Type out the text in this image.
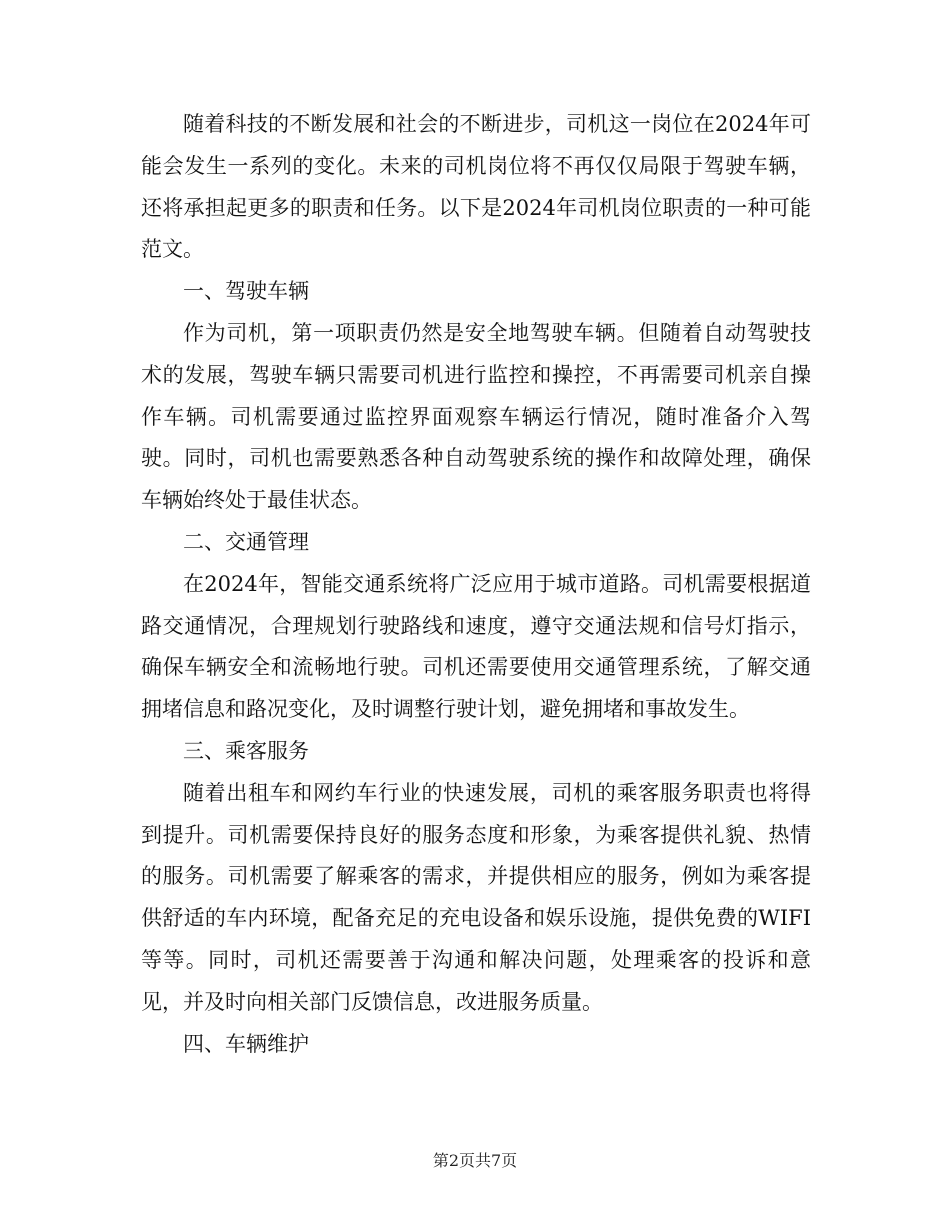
随着科技的不断发展和社会的不断进步，司机这一岗位在2024年可能会发生一系列的变化。未来的司机岗位将不再仅仅局限于驾驶车辆，还将承担起更多的职责和任务。以下是2024年司机岗位职责的一种可能范文。

一、驾驶车辆

作为司机，第一项职责仍然是安全地驾驶车辆。但随着自动驾驶技术的发展，驾驶车辆只需要司机进行监控和操控，不再需要司机亲自操作车辆。司机需要通过监控界面观察车辆运行情况，随时准备介入驾驶。同时，司机也需要熟悉各种自动驾驶系统的操作和故障处理，确保车辆始终处于最佳状态。

二、交通管理

在2024年，智能交通系统将广泛应用于城市道路。司机需要根据道路交通情况，合理规划行驶路线和速度，遵守交通法规和信号灯指示，确保车辆安全和流畅地行驶。司机还需要使用交通管理系统，了解交通拥堵信息和路况变化，及时调整行驶计划，避免拥堵和事故发生。

三、乘客服务

随着出租车和网约车行业的快速发展，司机的乘客服务职责也将得到提升。司机需要保持良好的服务态度和形象，为乘客提供礼貌、热情的服务。司机需要了解乘客的需求，并提供相应的服务，例如为乘客提供舒适的车内环境，配备充足的充电设备和娱乐设施，提供免费的WIFI等等。同时，司机还需要善于沟通和解决问题，处理乘客的投诉和意见，并及时向相关部门反馈信息，改进服务质量。

四、车辆维护
第2页共7页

#### [EXERCISE BRIEF]
From the listing above, print every entry precisely and drop the pictures.

#### [TASK RESPONSE]
Type out the text in this image.
随着科技的不断发展和社会的不断进步，司机这一岗位在2024年可能会发生一系列的变化。未来的司机岗位将不再仅仅局限于驾驶车辆，还将承担起更多的职责和任务。以下是2024年司机岗位职责的一种可能范文。

一、驾驶车辆

作为司机，第一项职责仍然是安全地驾驶车辆。但随着自动驾驶技术的发展，驾驶车辆只需要司机进行监控和操控，不再需要司机亲自操作车辆。司机需要通过监控界面观察车辆运行情况，随时准备介入驾驶。同时，司机也需要熟悉各种自动驾驶系统的操作和故障处理，确保车辆始终处于最佳状态。

二、交通管理

在2024年，智能交通系统将广泛应用于城市道路。司机需要根据道路交通情况，合理规划行驶路线和速度，遵守交通法规和信号灯指示，确保车辆安全和流畅地行驶。司机还需要使用交通管理系统，了解交通拥堵信息和路况变化，及时调整行驶计划，避免拥堵和事故发生。

三、乘客服务

随着出租车和网约车行业的快速发展，司机的乘客服务职责也将得到提升。司机需要保持良好的服务态度和形象，为乘客提供礼貌、热情的服务。司机需要了解乘客的需求，并提供相应的服务，例如为乘客提供舒适的车内环境，配备充足的充电设备和娱乐设施，提供免费的WIFI等等。同时，司机还需要善于沟通和解决问题，处理乘客的投诉和意见，并及时向相关部门反馈信息，改进服务质量。

四、车辆维护
第2页共7页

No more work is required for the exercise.